EXERCISE MATERIAL start

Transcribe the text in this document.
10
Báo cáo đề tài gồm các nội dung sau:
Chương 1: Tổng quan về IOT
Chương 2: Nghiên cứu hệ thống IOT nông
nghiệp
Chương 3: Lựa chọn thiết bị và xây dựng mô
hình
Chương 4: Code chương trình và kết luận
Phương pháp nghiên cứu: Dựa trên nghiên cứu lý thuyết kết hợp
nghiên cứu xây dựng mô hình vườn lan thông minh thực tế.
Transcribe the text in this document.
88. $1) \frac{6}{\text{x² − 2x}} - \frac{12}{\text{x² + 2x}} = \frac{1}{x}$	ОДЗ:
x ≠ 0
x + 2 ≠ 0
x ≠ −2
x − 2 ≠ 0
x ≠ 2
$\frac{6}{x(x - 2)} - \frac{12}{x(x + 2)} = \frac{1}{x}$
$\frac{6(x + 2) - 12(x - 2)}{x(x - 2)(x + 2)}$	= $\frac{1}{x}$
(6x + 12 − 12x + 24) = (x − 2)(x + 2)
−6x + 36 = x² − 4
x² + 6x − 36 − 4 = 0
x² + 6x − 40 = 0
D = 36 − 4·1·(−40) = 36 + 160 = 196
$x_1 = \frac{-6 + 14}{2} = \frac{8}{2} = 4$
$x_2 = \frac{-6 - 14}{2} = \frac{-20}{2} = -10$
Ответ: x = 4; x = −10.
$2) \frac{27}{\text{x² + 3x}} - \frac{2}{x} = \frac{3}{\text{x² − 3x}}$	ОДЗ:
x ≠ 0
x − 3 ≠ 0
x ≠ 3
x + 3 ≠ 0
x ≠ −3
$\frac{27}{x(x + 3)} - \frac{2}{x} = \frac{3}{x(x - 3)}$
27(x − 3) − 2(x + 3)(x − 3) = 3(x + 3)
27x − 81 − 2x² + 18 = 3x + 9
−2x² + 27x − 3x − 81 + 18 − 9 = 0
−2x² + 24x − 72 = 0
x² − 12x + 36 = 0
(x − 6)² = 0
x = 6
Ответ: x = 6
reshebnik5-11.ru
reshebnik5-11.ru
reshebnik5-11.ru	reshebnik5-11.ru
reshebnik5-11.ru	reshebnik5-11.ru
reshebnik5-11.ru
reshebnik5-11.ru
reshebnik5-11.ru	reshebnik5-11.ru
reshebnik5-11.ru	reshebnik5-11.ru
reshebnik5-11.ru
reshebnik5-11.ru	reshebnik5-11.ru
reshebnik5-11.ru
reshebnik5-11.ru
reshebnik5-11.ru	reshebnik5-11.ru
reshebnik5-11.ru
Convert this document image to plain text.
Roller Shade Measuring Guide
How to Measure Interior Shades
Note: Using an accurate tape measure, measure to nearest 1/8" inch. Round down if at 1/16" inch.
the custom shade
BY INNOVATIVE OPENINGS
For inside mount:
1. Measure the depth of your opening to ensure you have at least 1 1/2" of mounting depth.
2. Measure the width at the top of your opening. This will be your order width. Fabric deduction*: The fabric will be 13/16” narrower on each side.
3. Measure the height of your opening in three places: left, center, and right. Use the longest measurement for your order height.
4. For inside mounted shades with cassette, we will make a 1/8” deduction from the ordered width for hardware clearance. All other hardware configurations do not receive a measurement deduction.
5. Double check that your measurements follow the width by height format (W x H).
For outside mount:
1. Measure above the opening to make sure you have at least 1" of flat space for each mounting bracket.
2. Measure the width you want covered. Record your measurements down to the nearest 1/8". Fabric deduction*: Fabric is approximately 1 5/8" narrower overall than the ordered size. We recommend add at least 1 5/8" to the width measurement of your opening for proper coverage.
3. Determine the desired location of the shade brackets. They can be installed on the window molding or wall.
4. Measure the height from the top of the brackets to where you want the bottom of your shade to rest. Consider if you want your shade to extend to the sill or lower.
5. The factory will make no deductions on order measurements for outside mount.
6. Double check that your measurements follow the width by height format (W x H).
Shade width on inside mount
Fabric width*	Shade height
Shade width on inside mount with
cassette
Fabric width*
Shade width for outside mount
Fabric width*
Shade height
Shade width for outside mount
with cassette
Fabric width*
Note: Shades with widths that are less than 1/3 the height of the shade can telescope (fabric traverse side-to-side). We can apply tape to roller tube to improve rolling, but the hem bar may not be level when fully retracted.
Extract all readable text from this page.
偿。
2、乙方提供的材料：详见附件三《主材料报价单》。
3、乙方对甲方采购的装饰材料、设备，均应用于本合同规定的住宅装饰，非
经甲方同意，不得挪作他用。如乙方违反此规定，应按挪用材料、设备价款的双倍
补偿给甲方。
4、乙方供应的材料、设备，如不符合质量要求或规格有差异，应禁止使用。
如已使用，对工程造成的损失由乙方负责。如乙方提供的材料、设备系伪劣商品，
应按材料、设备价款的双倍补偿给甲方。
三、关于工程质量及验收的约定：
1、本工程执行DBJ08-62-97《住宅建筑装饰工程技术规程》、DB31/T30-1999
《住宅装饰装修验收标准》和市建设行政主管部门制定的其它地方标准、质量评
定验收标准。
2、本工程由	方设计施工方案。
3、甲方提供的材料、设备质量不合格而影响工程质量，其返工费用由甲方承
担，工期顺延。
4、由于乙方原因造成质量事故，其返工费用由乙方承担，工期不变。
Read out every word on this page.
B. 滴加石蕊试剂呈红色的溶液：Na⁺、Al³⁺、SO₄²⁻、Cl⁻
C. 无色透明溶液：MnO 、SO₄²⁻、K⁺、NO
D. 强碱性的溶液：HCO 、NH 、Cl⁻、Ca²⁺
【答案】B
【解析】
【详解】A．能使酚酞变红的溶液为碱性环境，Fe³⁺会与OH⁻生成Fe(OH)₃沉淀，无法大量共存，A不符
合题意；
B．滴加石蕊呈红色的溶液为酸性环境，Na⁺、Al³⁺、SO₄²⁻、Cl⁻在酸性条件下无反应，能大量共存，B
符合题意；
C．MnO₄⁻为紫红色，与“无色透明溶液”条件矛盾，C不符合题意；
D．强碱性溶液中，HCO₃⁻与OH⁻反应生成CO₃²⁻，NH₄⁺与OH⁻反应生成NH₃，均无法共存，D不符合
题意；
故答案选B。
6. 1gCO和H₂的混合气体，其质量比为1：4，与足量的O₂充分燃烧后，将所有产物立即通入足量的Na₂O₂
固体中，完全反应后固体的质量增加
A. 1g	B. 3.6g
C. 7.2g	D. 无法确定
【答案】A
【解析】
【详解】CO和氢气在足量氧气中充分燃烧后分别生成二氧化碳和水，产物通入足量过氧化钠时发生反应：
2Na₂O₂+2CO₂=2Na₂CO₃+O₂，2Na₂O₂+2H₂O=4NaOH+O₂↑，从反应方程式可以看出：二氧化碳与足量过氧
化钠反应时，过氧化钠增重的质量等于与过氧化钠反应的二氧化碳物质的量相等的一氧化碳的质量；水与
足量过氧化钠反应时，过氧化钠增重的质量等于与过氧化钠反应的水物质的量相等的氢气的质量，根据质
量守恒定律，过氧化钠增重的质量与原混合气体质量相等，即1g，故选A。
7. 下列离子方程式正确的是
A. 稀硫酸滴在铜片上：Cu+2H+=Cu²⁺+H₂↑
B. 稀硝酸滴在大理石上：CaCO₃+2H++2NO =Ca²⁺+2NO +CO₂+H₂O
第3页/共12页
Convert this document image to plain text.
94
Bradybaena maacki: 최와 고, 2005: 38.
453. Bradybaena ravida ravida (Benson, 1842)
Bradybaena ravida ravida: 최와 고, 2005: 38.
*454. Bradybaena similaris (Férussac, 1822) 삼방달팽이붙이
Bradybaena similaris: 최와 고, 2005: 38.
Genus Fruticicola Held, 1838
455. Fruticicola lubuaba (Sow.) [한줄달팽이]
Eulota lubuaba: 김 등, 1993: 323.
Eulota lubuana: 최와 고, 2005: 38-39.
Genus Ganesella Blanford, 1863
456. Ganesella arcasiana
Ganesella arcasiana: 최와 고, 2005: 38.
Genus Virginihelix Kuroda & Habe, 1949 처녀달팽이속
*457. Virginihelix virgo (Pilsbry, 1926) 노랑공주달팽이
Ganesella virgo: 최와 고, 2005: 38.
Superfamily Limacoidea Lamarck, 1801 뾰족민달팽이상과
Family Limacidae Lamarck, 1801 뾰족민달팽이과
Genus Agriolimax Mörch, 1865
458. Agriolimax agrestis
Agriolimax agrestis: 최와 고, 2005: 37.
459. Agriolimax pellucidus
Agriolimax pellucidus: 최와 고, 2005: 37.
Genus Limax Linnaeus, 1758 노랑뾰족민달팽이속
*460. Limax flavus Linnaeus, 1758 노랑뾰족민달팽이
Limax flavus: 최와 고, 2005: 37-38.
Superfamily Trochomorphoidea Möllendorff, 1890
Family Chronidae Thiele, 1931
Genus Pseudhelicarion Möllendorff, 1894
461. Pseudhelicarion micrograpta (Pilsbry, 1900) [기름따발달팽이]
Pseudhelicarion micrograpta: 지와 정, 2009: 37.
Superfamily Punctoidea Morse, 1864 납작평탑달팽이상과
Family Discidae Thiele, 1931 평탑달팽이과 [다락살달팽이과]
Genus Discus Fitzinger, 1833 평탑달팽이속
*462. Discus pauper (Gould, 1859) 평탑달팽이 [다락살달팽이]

EXERCISE MATERIAL end

REQUIRED TASK →
Return each line in the records that holds the string "have".

ANSWER →
1. Measure the depth of your opening to ensure you have at least 1 1/2" of mounting depth.
1. Measure above the opening to make sure you have at least 1" of flat space for each mounting bracket.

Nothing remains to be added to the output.